**Exercise instructions**
Repeat the listing that follows, character for character, minus the pictures.

Part of a data file
......

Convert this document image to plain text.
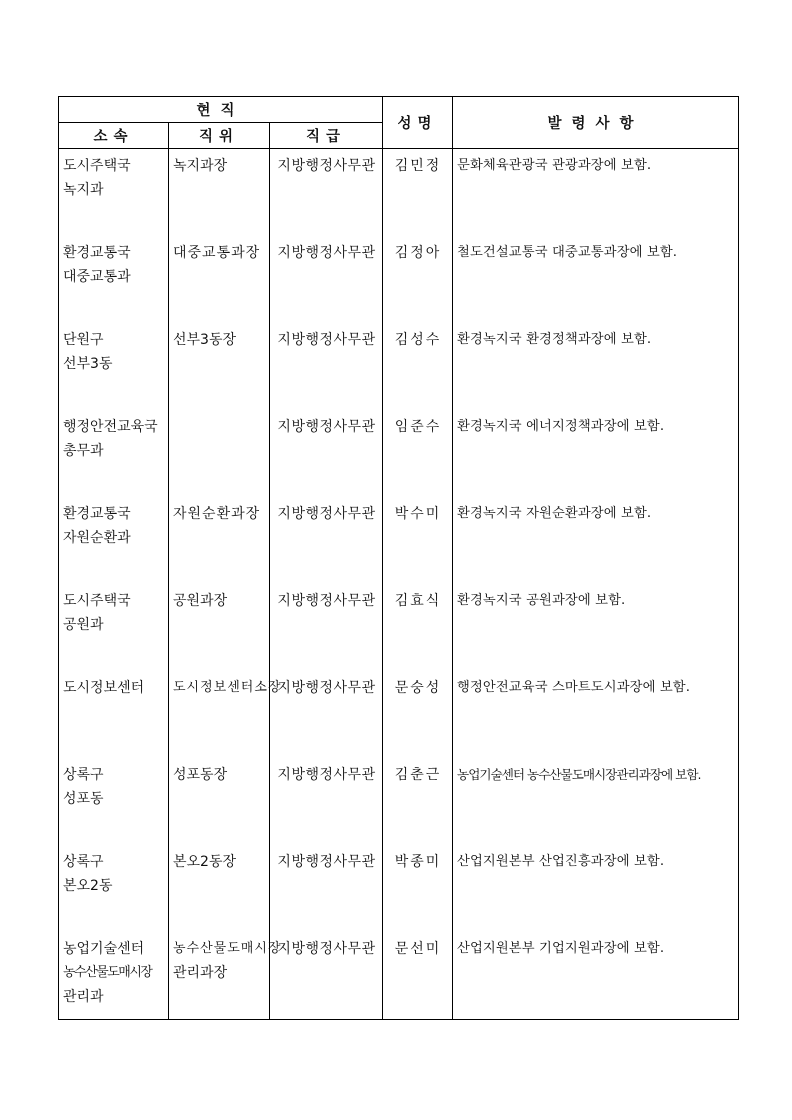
현직			성명	발령사항
소속	직위	직급		

도시주택국
녹지과	녹지과장	지방행정사무관	김민정	문화체육관광국 관광과장에 보함.

환경교통국
대중교통과	대중교통과장	지방행정사무관	김정아	철도건설교통국 대중교통과장에 보함.

단원구
선부3동	선부3동장	지방행정사무관	김성수	환경녹지국 환경정책과장에 보함.

행정안전교육국
총무과		지방행정사무관	임준수	환경녹지국 에너지정책과장에 보함.

환경교통국
자원순환과	자원순환과장	지방행정사무관	박수미	환경녹지국 자원순환과장에 보함.

도시주택국
공원과	공원과장	지방행정사무관	김효식	환경녹지국 공원과장에 보함.

도시정보센터	도시정보센터소장	지방행정사무관	문숭성	행정안전교육국 스마트도시과장에 보함.

상록구
성포동	성포동장	지방행정사무관	김춘근	농업기술센터 농수산물도매시장관리과장에 보함.

상록구
본오2동	본오2동장	지방행정사무관	박종미	산업지원본부 산업진흥과장에 보함.

농업기술센터
농수산물도매시장
관리과	농수산물도매시장
관리과장	지방행정사무관	문선미	산업지원본부 기업지원과장에 보함.
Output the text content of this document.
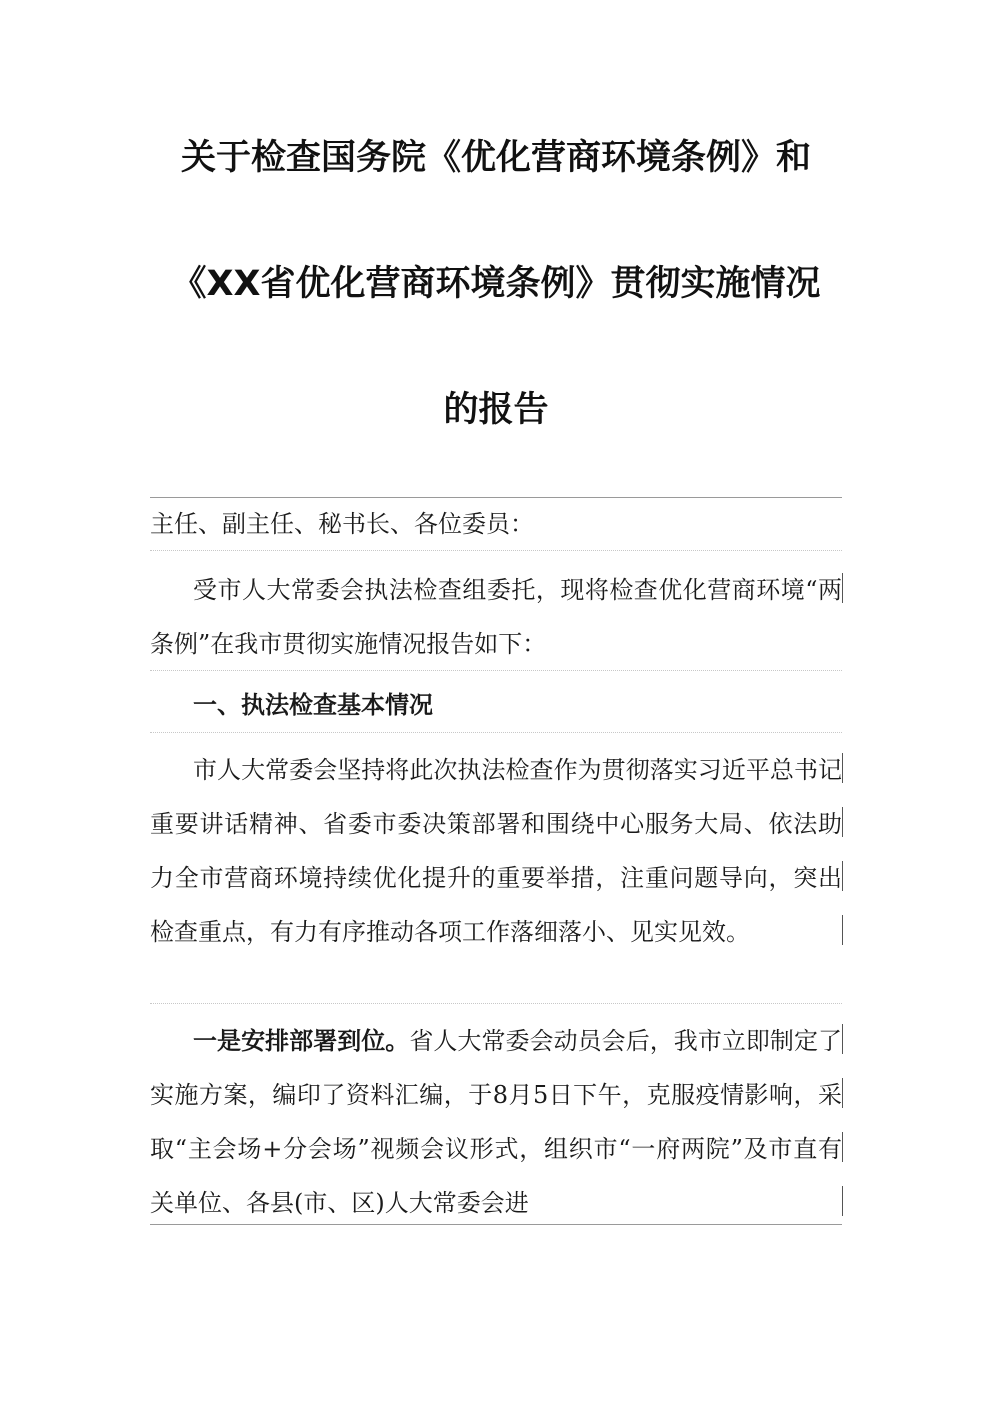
关于检查国务院《优化营商环境条例》和
《XX省优化营商环境条例》贯彻实施情况
的报告
主任、副主任、秘书长、各位委员：
受市人大常委会执法检查组委托，现将检查优化营商环境“两条例”在我市贯彻实施情况报告如下：
一、执法检查基本情况
市人大常委会坚持将此次执法检查作为贯彻落实习近平总书记重要讲话精神、省委市委决策部署和围绕中心服务大局、依法助力全市营商环境持续优化提升的重要举措，注重问题导向，突出检查重点，有力有序推动各项工作落细落小、见实见效。
一是安排部署到位。省人大常委会动员会后，我市立即制定了实施方案，编印了资料汇编，于8月5日下午，克服疫情影响，采取“主会场+分会场”视频会议形式，组织市“一府两院”及市直有关单位、各县(市、区)人大常委会进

......

**Output**
Convert this document image to plain text.
현직			성명	발령사항
소속	직위	직급		

도시주택국
녹지과	녹지과장	지방행정사무관	김민정	문화체육관광국 관광과장에 보함.

환경교통국
대중교통과	대중교통과장	지방행정사무관	김정아	철도건설교통국 대중교통과장에 보함.

단원구
선부3동	선부3동장	지방행정사무관	김성수	환경녹지국 환경정책과장에 보함.

행정안전교육국
총무과		지방행정사무관	임준수	환경녹지국 에너지정책과장에 보함.

환경교통국
자원순환과	자원순환과장	지방행정사무관	박수미	환경녹지국 자원순환과장에 보함.

도시주택국
공원과	공원과장	지방행정사무관	김효식	환경녹지국 공원과장에 보함.

도시정보센터	도시정보센터소장	지방행정사무관	문숭성	행정안전교육국 스마트도시과장에 보함.

상록구
성포동	성포동장	지방행정사무관	김춘근	농업기술센터 농수산물도매시장관리과장에 보함.

상록구
본오2동	본오2동장	지방행정사무관	박종미	산업지원본부 산업진흥과장에 보함.

농업기술센터
농수산물도매시장
관리과	농수산물도매시장
관리과장	지방행정사무관	문선미	산업지원본부 기업지원과장에 보함.
Output the text content of this document.
关于检查国务院《优化营商环境条例》和
《XX省优化营商环境条例》贯彻实施情况
的报告
主任、副主任、秘书长、各位委员：
受市人大常委会执法检查组委托，现将检查优化营商环境“两条例”在我市贯彻实施情况报告如下：
一、执法检查基本情况
市人大常委会坚持将此次执法检查作为贯彻落实习近平总书记重要讲话精神、省委市委决策部署和围绕中心服务大局、依法助力全市营商环境持续优化提升的重要举措，注重问题导向，突出检查重点，有力有序推动各项工作落细落小、见实见效。
一是安排部署到位。省人大常委会动员会后，我市立即制定了实施方案，编印了资料汇编，于8月5日下午，克服疫情影响，采取“主会场+分会场”视频会议形式，组织市“一府两院”及市直有关单位、各县(市、区)人大常委会进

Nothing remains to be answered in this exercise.